EXERCISE DATA –
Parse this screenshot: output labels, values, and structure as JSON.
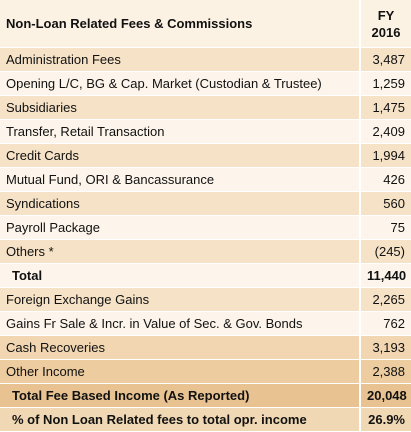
{
  "header": {
    "columns": [
      "Non-Loan Related Fees & Commissions",
      "FY 2016"
    ]
  },
  "table": {
    "rows": [
      [
        "Administration Fees",
        "3,487"
      ],
      [
        "Opening L/C, BG & Cap. Market (Custodian & Trustee)",
        "1,259"
      ],
      [
        "Subsidiaries",
        "1,475"
      ],
      [
        "Transfer, Retail Transaction",
        "2,409"
      ],
      [
        "Credit Cards",
        "1,994"
      ],
      [
        "Mutual Fund, ORI & Bancassurance",
        "426"
      ],
      [
        "Syndications",
        "560"
      ],
      [
        "Payroll Package",
        "75"
      ],
      [
        "Others *",
        "(245)"
      ],
      [
        "Total",
        "11,440"
      ],
      [
        "Foreign Exchange Gains",
        "2,265"
      ],
      [
        "Gains Fr Sale & Incr. in Value of Sec. & Gov. Bonds",
        "762"
      ],
      [
        "Cash Recoveries",
        "3,193"
      ],
      [
        "Other Income",
        "2,388"
      ],
      [
        "Total Fee Based Income (As Reported)",
        "20,048"
      ],
      [
        "% of Non Loan Related fees to total opr. income",
        "26.9%"
      ]
    ]
  }
}
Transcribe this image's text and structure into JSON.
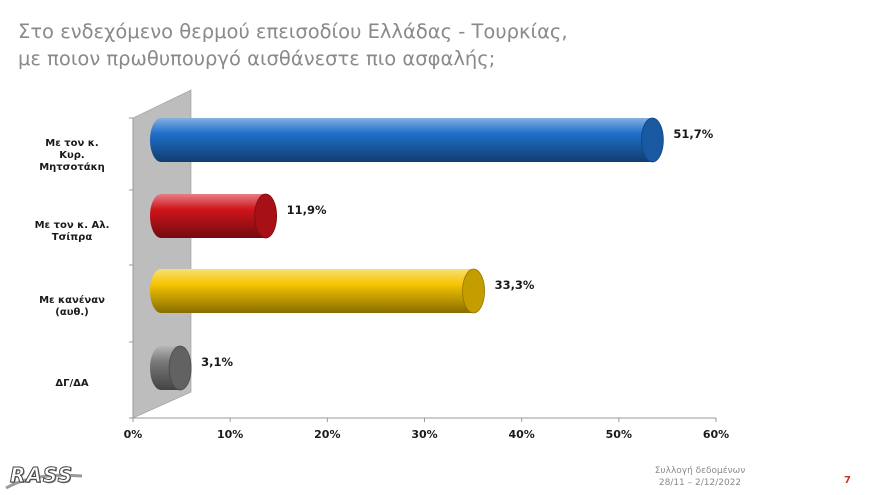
{
  "title": {
    "line1": "Στο ενδεχόμενο θερμού επεισοδίου Ελλάδας - Τουρκίας,",
    "line2": "με ποιον πρωθυπουργό αισθάνεστε πιο ασφαλής;"
  },
  "chart_data": {
    "type": "bar",
    "orientation": "horizontal",
    "categories": [
      [
        "Με τον κ.",
        "Κυρ.",
        "Μητσοτάκη"
      ],
      [
        "Με τον κ. Αλ.",
        "Τσίπρα"
      ],
      [
        "Με κανέναν",
        "(αυθ.)"
      ],
      [
        "ΔΓ/ΔΑ"
      ]
    ],
    "values": [
      51.7,
      11.9,
      33.3,
      3.1
    ],
    "value_labels": [
      "51,7%",
      "11,9%",
      "33,3%",
      "3,1%"
    ],
    "colors": [
      "#1f6fc9",
      "#d0141c",
      "#f5c400",
      "#7a7a7a"
    ],
    "xlim": [
      0,
      60
    ],
    "xticks": [
      "0%",
      "10%",
      "20%",
      "30%",
      "40%",
      "50%",
      "60%"
    ],
    "grid": false,
    "legend": "none"
  },
  "footer": {
    "logo": "RASS",
    "line1": "Συλλογή δεδομένων",
    "line2": "28/11 – 2/12/2022",
    "page_number": "7"
  }
}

AIM –
Find the word "Loan" in the entries, and copy every line it shows up in.

RESULT FOR THIS TASK –
      "Non-Loan Related Fees & Commissions",
        "% of Non Loan Related fees to total opr. income",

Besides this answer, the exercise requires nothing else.